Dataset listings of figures
* begin *

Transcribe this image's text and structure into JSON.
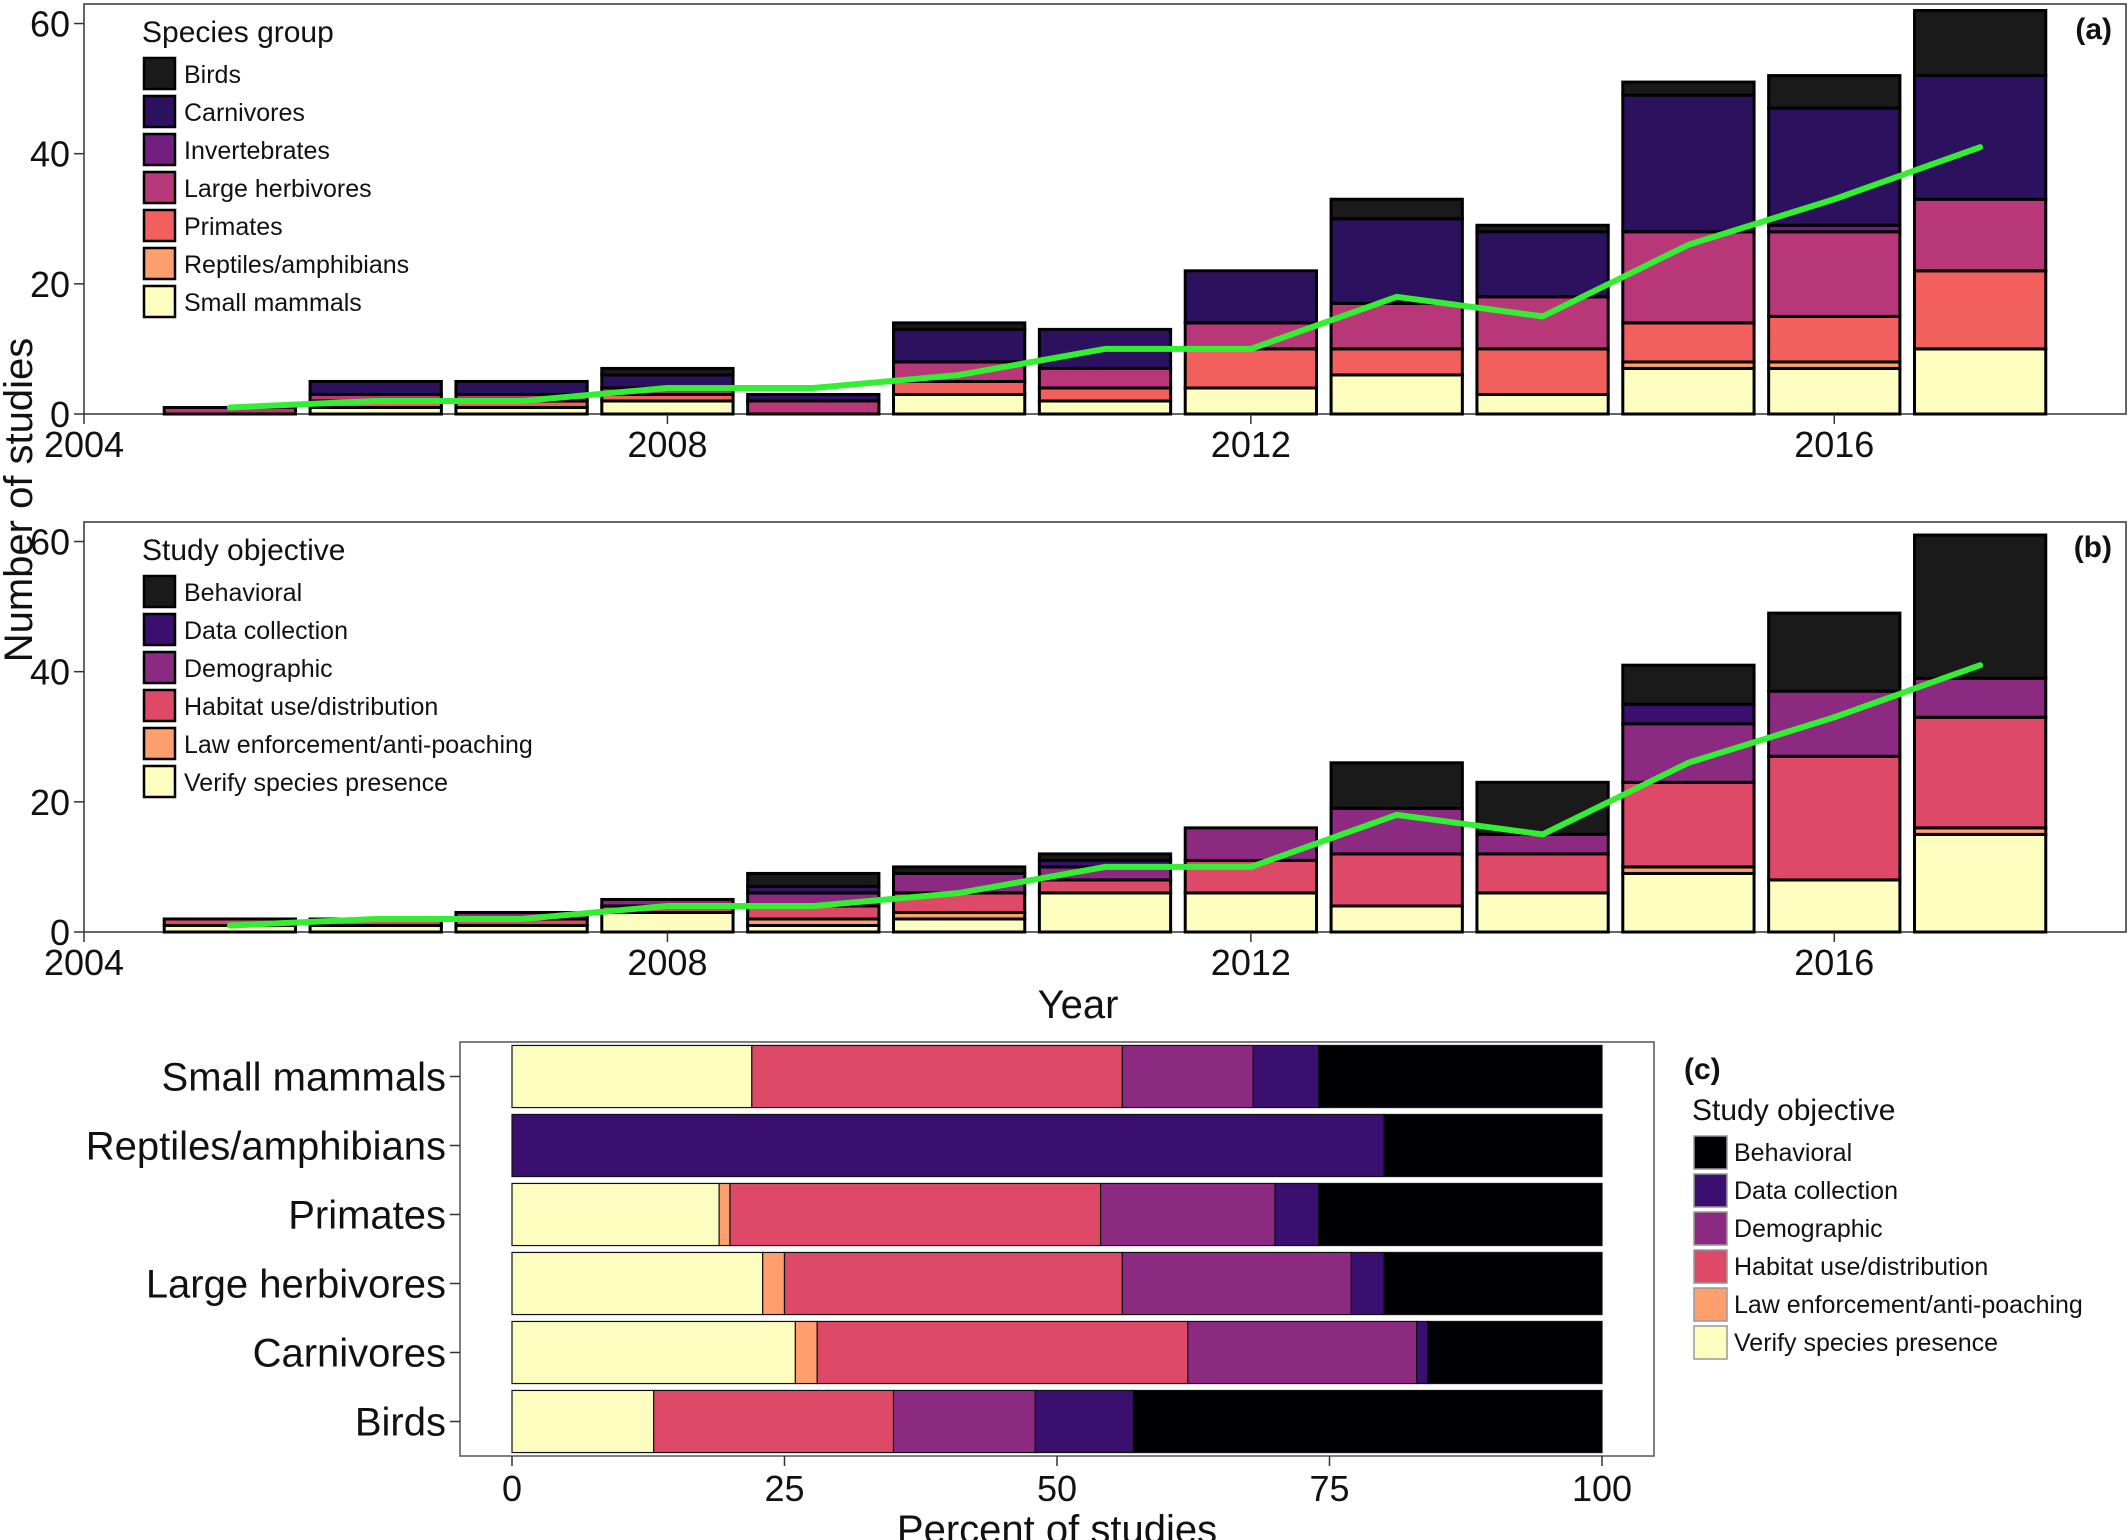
{
  "figure": {
    "shared_ylabel": "Number of studies",
    "shared_xlabel": "Year"
  },
  "chart_data": [
    {
      "panel": "(a)",
      "type": "bar",
      "stacked": true,
      "xlabel": "Year",
      "ylabel": "Number of studies",
      "xlim": [
        2004,
        2018
      ],
      "ylim": [
        0,
        63
      ],
      "xticks": [
        2004,
        2008,
        2012,
        2016
      ],
      "yticks": [
        0,
        20,
        40,
        60
      ],
      "legend_title": "Species group",
      "legend_position": "top-left",
      "categories": [
        2005,
        2006,
        2007,
        2008,
        2009,
        2010,
        2011,
        2012,
        2013,
        2014,
        2015,
        2016,
        2017
      ],
      "series": [
        {
          "name": "Small mammals",
          "color": "#FCFDBF",
          "values": [
            0,
            1,
            1,
            2,
            0,
            3,
            2,
            4,
            6,
            3,
            7,
            7,
            10
          ]
        },
        {
          "name": "Reptiles/amphibians",
          "color": "#FE9F6D",
          "values": [
            0,
            0,
            0,
            0,
            0,
            0,
            0,
            0,
            0,
            0,
            1,
            1,
            0
          ]
        },
        {
          "name": "Primates",
          "color": "#F1605D",
          "values": [
            0,
            1,
            1,
            1,
            0,
            2,
            2,
            6,
            4,
            7,
            6,
            7,
            12
          ]
        },
        {
          "name": "Large herbivores",
          "color": "#B73779",
          "values": [
            1,
            1,
            1,
            1,
            2,
            3,
            3,
            4,
            7,
            8,
            14,
            13,
            11
          ]
        },
        {
          "name": "Invertebrates",
          "color": "#721F81",
          "values": [
            0,
            0,
            0,
            0,
            0,
            0,
            0,
            0,
            0,
            0,
            0,
            1,
            0
          ]
        },
        {
          "name": "Carnivores",
          "color": "#2C115F",
          "values": [
            0,
            2,
            2,
            2,
            1,
            5,
            6,
            8,
            13,
            10,
            21,
            18,
            19
          ]
        },
        {
          "name": "Birds",
          "color": "#1A1A1A",
          "values": [
            0,
            0,
            0,
            1,
            0,
            1,
            0,
            0,
            3,
            1,
            2,
            5,
            10
          ]
        }
      ],
      "trend_line": {
        "color": "#33EE33",
        "x": [
          2005,
          2006,
          2007,
          2008,
          2009,
          2010,
          2011,
          2012,
          2013,
          2014,
          2015,
          2016,
          2017
        ],
        "y": [
          1,
          2,
          2,
          4,
          4,
          6,
          10,
          10,
          18,
          15,
          26,
          33,
          41
        ]
      }
    },
    {
      "panel": "(b)",
      "type": "bar",
      "stacked": true,
      "xlabel": "Year",
      "ylabel": "Number of studies",
      "xlim": [
        2004,
        2018
      ],
      "ylim": [
        0,
        63
      ],
      "xticks": [
        2004,
        2008,
        2012,
        2016
      ],
      "yticks": [
        0,
        20,
        40,
        60
      ],
      "legend_title": "Study objective",
      "legend_position": "top-left",
      "categories": [
        2005,
        2006,
        2007,
        2008,
        2009,
        2010,
        2011,
        2012,
        2013,
        2014,
        2015,
        2016,
        2017
      ],
      "series": [
        {
          "name": "Verify species presence",
          "color": "#FCFDBF",
          "values": [
            1,
            1,
            1,
            3,
            1,
            2,
            6,
            6,
            4,
            6,
            9,
            8,
            15
          ]
        },
        {
          "name": "Law enforcement/anti-poaching",
          "color": "#FE9F6D",
          "values": [
            0,
            0,
            0,
            0,
            1,
            1,
            0,
            0,
            0,
            0,
            1,
            0,
            1
          ]
        },
        {
          "name": "Habitat use/distribution",
          "color": "#DE4968",
          "values": [
            1,
            1,
            1,
            1,
            2,
            3,
            2,
            5,
            8,
            6,
            13,
            19,
            17
          ]
        },
        {
          "name": "Demographic",
          "color": "#8C2981",
          "values": [
            0,
            0,
            1,
            1,
            2,
            3,
            2,
            5,
            7,
            3,
            9,
            10,
            6
          ]
        },
        {
          "name": "Data collection",
          "color": "#3B0F70",
          "values": [
            0,
            0,
            0,
            0,
            1,
            0,
            1,
            0,
            0,
            0,
            3,
            0,
            0
          ]
        },
        {
          "name": "Behavioral",
          "color": "#1A1A1A",
          "values": [
            0,
            0,
            0,
            0,
            2,
            1,
            1,
            0,
            7,
            8,
            6,
            12,
            22
          ]
        }
      ],
      "trend_line": {
        "color": "#33EE33",
        "x": [
          2005,
          2006,
          2007,
          2008,
          2009,
          2010,
          2011,
          2012,
          2013,
          2014,
          2015,
          2016,
          2017
        ],
        "y": [
          1,
          2,
          2,
          4,
          4,
          6,
          10,
          10,
          18,
          15,
          26,
          33,
          41
        ]
      }
    },
    {
      "panel": "(c)",
      "type": "bar",
      "stacked": true,
      "orientation": "horizontal",
      "xlabel": "Percent of studies",
      "ylabel": "",
      "xlim": [
        0,
        100
      ],
      "xticks": [
        0,
        25,
        50,
        75,
        100
      ],
      "legend_title": "Study objective",
      "legend_position": "right",
      "categories": [
        "Small mammals",
        "Reptiles/amphibians",
        "Primates",
        "Large herbivores",
        "Carnivores",
        "Birds"
      ],
      "series": [
        {
          "name": "Verify species presence",
          "color": "#FCFDBF",
          "values": [
            22,
            0,
            19,
            23,
            26,
            13
          ]
        },
        {
          "name": "Law enforcement/anti-poaching",
          "color": "#FE9F6D",
          "values": [
            0,
            0,
            1,
            2,
            2,
            0
          ]
        },
        {
          "name": "Habitat use/distribution",
          "color": "#DE4968",
          "values": [
            34,
            0,
            34,
            31,
            34,
            22
          ]
        },
        {
          "name": "Demographic",
          "color": "#8C2981",
          "values": [
            12,
            0,
            16,
            21,
            21,
            13
          ]
        },
        {
          "name": "Data collection",
          "color": "#3B0F70",
          "values": [
            6,
            80,
            4,
            3,
            1,
            9
          ]
        },
        {
          "name": "Behavioral",
          "color": "#000004",
          "values": [
            26,
            20,
            26,
            20,
            16,
            43
          ]
        }
      ],
      "legend_order": [
        "Behavioral",
        "Data collection",
        "Demographic",
        "Habitat use/distribution",
        "Law enforcement/anti-poaching",
        "Verify species presence"
      ]
    }
  ]
}
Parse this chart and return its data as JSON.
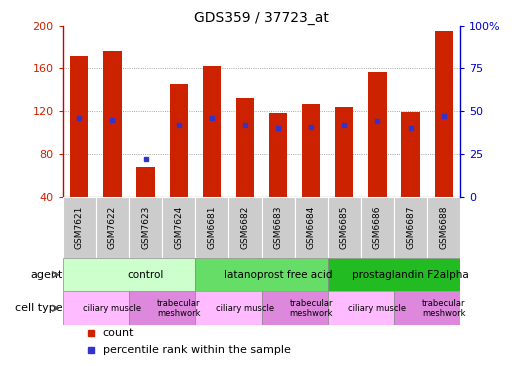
{
  "title": "GDS359 / 37723_at",
  "samples": [
    "GSM7621",
    "GSM7622",
    "GSM7623",
    "GSM7624",
    "GSM6681",
    "GSM6682",
    "GSM6683",
    "GSM6684",
    "GSM6685",
    "GSM6686",
    "GSM6687",
    "GSM6688"
  ],
  "counts": [
    172,
    176,
    68,
    145,
    162,
    132,
    118,
    127,
    124,
    157,
    119,
    195
  ],
  "percentile_ranks": [
    46,
    45,
    22,
    42,
    46,
    42,
    40,
    41,
    42,
    44,
    40,
    47
  ],
  "ylim": [
    40,
    200
  ],
  "y_ticks_left": [
    40,
    80,
    120,
    160,
    200
  ],
  "right_y_ticks": [
    0,
    25,
    50,
    75,
    100
  ],
  "right_ylim": [
    0,
    100
  ],
  "bar_color": "#cc2200",
  "dot_color": "#3333cc",
  "agent_groups": [
    {
      "label": "control",
      "start": 0,
      "end": 4,
      "color": "#ccffcc"
    },
    {
      "label": "latanoprost free acid",
      "start": 4,
      "end": 8,
      "color": "#66dd66"
    },
    {
      "label": "prostaglandin F2alpha",
      "start": 8,
      "end": 12,
      "color": "#22bb22"
    }
  ],
  "cell_type_groups": [
    {
      "label": "ciliary muscle",
      "start": 0,
      "end": 2,
      "color": "#ffbbff"
    },
    {
      "label": "trabecular\nmeshwork",
      "start": 2,
      "end": 4,
      "color": "#dd88dd"
    },
    {
      "label": "ciliary muscle",
      "start": 4,
      "end": 6,
      "color": "#ffbbff"
    },
    {
      "label": "trabecular\nmeshwork",
      "start": 6,
      "end": 8,
      "color": "#dd88dd"
    },
    {
      "label": "ciliary muscle",
      "start": 8,
      "end": 10,
      "color": "#ffbbff"
    },
    {
      "label": "trabecular\nmeshwork",
      "start": 10,
      "end": 12,
      "color": "#dd88dd"
    }
  ],
  "legend_count_label": "count",
  "legend_percentile_label": "percentile rank within the sample",
  "agent_label": "agent",
  "cell_type_label": "cell type",
  "background_color": "#ffffff",
  "grid_color": "#888888",
  "bar_width": 0.55,
  "xtick_box_color": "#cccccc",
  "left_spine_color": "#cc0000",
  "right_spine_color": "#0000cc"
}
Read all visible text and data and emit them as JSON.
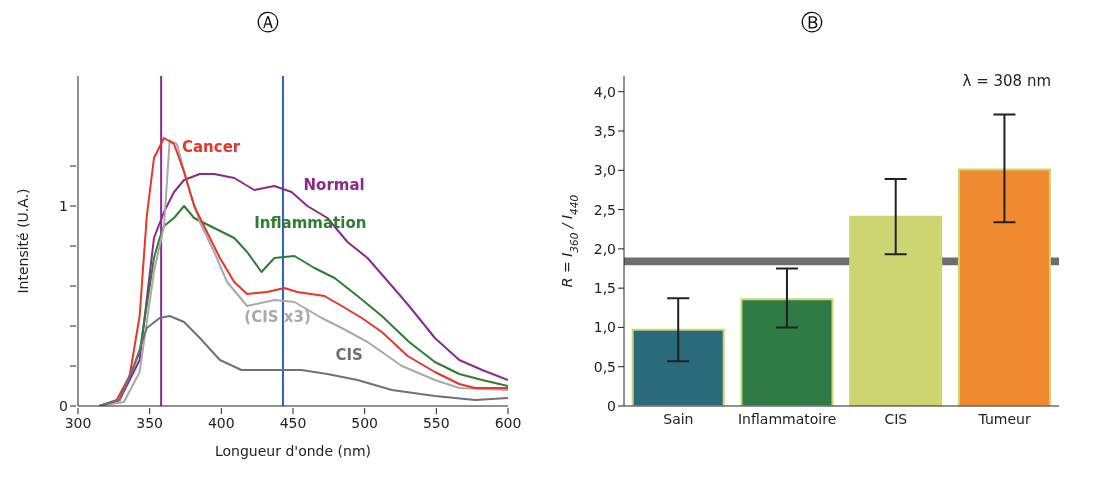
{
  "chart_data": [
    {
      "type": "line",
      "title": "Ⓐ",
      "xlabel": "Longueur d'onde (nm)",
      "ylabel": "Intensité (U.A.)",
      "xlim": [
        300,
        600
      ],
      "xticks": [
        300,
        350,
        400,
        450,
        500,
        550,
        600
      ],
      "ylim": [
        0,
        1.65
      ],
      "yticks": [
        {
          "value": 0,
          "label": "0"
        },
        {
          "value": 0.2,
          "label": null
        },
        {
          "value": 0.4,
          "label": null
        },
        {
          "value": 0.6,
          "label": null
        },
        {
          "value": 0.8,
          "label": null
        },
        {
          "value": 1,
          "label": "1"
        },
        {
          "value": 1.2,
          "label": null
        }
      ],
      "grid": false,
      "legend": false,
      "marker": "none",
      "line_style": "solid",
      "ref_lines": [
        {
          "axis": "x",
          "value": 358,
          "color": "#8b2a8b"
        },
        {
          "axis": "x",
          "value": 443,
          "color": "#2f5fc8"
        }
      ],
      "series": [
        {
          "name": "Normal",
          "color": "#8b2a8b",
          "x": [
            315,
            329,
            343,
            353,
            360,
            367,
            374,
            385,
            395,
            409,
            423,
            437,
            449,
            460,
            474,
            488,
            502,
            519,
            531,
            549,
            566,
            582,
            600
          ],
          "values": [
            0,
            0.03,
            0.23,
            0.84,
            0.97,
            1.07,
            1.13,
            1.16,
            1.16,
            1.14,
            1.08,
            1.1,
            1.07,
            1.0,
            0.94,
            0.82,
            0.74,
            0.6,
            0.5,
            0.34,
            0.23,
            0.18,
            0.13
          ]
        },
        {
          "name": "Inflammation",
          "color": "#2e7d32",
          "x": [
            315,
            329,
            343,
            353,
            357,
            360,
            367,
            374,
            381,
            395,
            409,
            418,
            428,
            437,
            451,
            465,
            479,
            495,
            512,
            531,
            549,
            566,
            582,
            600
          ],
          "values": [
            0,
            0.03,
            0.27,
            0.74,
            0.84,
            0.9,
            0.94,
            1.0,
            0.94,
            0.89,
            0.84,
            0.77,
            0.67,
            0.74,
            0.75,
            0.69,
            0.64,
            0.55,
            0.45,
            0.32,
            0.22,
            0.16,
            0.13,
            0.1
          ]
        },
        {
          "name": "(CIS x3)",
          "color": "#a9a9ad",
          "x": [
            315,
            332,
            343,
            353,
            360,
            364,
            369,
            376,
            385,
            395,
            404,
            418,
            437,
            451,
            470,
            484,
            502,
            526,
            549,
            566,
            600
          ],
          "values": [
            0,
            0.02,
            0.17,
            0.67,
            0.9,
            1.33,
            1.31,
            1.12,
            0.92,
            0.77,
            0.62,
            0.5,
            0.53,
            0.52,
            0.44,
            0.39,
            0.32,
            0.2,
            0.13,
            0.09,
            0.08
          ]
        },
        {
          "name": "Cancer",
          "color": "#e8352a",
          "x": [
            315,
            327,
            336,
            343,
            348,
            353,
            360,
            367,
            374,
            381,
            390,
            399,
            409,
            418,
            432,
            444,
            453,
            472,
            484,
            498,
            512,
            530,
            549,
            566,
            577,
            600
          ],
          "values": [
            0,
            0.03,
            0.15,
            0.45,
            0.95,
            1.24,
            1.34,
            1.31,
            1.17,
            1.0,
            0.87,
            0.74,
            0.62,
            0.56,
            0.57,
            0.59,
            0.57,
            0.55,
            0.5,
            0.44,
            0.37,
            0.25,
            0.17,
            0.11,
            0.09,
            0.09
          ]
        },
        {
          "name": "CIS",
          "color": "#707078",
          "x": [
            315,
            329,
            339,
            348,
            357,
            364,
            374,
            385,
            399,
            414,
            437,
            456,
            474,
            495,
            519,
            549,
            577,
            600
          ],
          "values": [
            0,
            0.03,
            0.2,
            0.39,
            0.44,
            0.45,
            0.42,
            0.34,
            0.23,
            0.18,
            0.18,
            0.18,
            0.16,
            0.13,
            0.08,
            0.05,
            0.03,
            0.04
          ]
        }
      ]
    },
    {
      "type": "bar",
      "title": "Ⓑ",
      "ylabel": "R = I$_{360}$ / I$_{440}$",
      "categories": [
        "Sain",
        "Inflammatoire",
        "CIS",
        "Tumeur"
      ],
      "values": [
        0.97,
        1.36,
        2.41,
        3.01
      ],
      "colors": [
        "#2a6a7a",
        "#2f7a45",
        "#cbd672",
        "#f08a30"
      ],
      "errors": [
        [
          0.57,
          1.37
        ],
        [
          1.0,
          1.75
        ],
        [
          1.93,
          2.89
        ],
        [
          2.34,
          3.71
        ]
      ],
      "ylim": [
        0,
        4.2
      ],
      "yticks": [
        0,
        {
          "value": 0.5,
          "label": "0,5"
        },
        {
          "value": 1,
          "label": "1,0"
        },
        {
          "value": 1.5,
          "label": "1,5"
        },
        {
          "value": 2,
          "label": "2,0"
        },
        {
          "value": 2.5,
          "label": "2,5"
        },
        {
          "value": 3,
          "label": "3,0"
        },
        {
          "value": 3.5,
          "label": "3,5"
        },
        {
          "value": 4,
          "label": "4,0"
        }
      ],
      "grid": false,
      "legend": false,
      "bands": [
        {
          "axis": "y",
          "from": 1.79,
          "to": 1.89,
          "color": "#555555"
        }
      ],
      "annotations": [
        "λ = 308 nm"
      ]
    }
  ]
}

* end *

◆ **WHAT THE EXERCISE ASKS**: Gather from the records above every line containing the string "amphibians".

◆ **COMPLETED TASK**:
          "name": "Reptiles/amphibians",
        "Reptiles/amphibians",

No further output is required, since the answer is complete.